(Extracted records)
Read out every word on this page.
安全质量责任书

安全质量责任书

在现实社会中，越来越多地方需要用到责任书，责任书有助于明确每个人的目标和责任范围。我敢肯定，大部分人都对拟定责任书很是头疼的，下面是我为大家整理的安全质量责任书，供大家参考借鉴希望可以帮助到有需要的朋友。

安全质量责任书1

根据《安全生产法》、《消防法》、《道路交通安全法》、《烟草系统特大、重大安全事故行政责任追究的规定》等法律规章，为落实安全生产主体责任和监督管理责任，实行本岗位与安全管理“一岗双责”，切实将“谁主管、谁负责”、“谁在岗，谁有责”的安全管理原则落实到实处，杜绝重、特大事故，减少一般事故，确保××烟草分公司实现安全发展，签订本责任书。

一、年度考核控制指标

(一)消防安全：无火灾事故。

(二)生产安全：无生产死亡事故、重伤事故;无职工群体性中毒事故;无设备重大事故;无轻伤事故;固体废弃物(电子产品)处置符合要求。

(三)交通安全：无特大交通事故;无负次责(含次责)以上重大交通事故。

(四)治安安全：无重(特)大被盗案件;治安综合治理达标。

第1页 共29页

**REQUIRED TASK:**
Above are the records; retype them all without a single difference.

**CORRECT ANSWER:**
Read out every word on this page.
安全质量责任书

安全质量责任书

在现实社会中，越来越多地方需要用到责任书，责任书有助于明确每个人的目标和责任范围。我敢肯定，大部分人都对拟定责任书很是头疼的，下面是我为大家整理的安全质量责任书，供大家参考借鉴希望可以帮助到有需要的朋友。

安全质量责任书1

根据《安全生产法》、《消防法》、《道路交通安全法》、《烟草系统特大、重大安全事故行政责任追究的规定》等法律规章，为落实安全生产主体责任和监督管理责任，实行本岗位与安全管理“一岗双责”，切实将“谁主管、谁负责”、“谁在岗，谁有责”的安全管理原则落实到实处，杜绝重、特大事故，减少一般事故，确保××烟草分公司实现安全发展，签订本责任书。

一、年度考核控制指标

(一)消防安全：无火灾事故。

(二)生产安全：无生产死亡事故、重伤事故;无职工群体性中毒事故;无设备重大事故;无轻伤事故;固体废弃物(电子产品)处置符合要求。

(三)交通安全：无特大交通事故;无负次责(含次责)以上重大交通事故。

(四)治安安全：无重(特)大被盗案件;治安综合治理达标。

第1页 共29页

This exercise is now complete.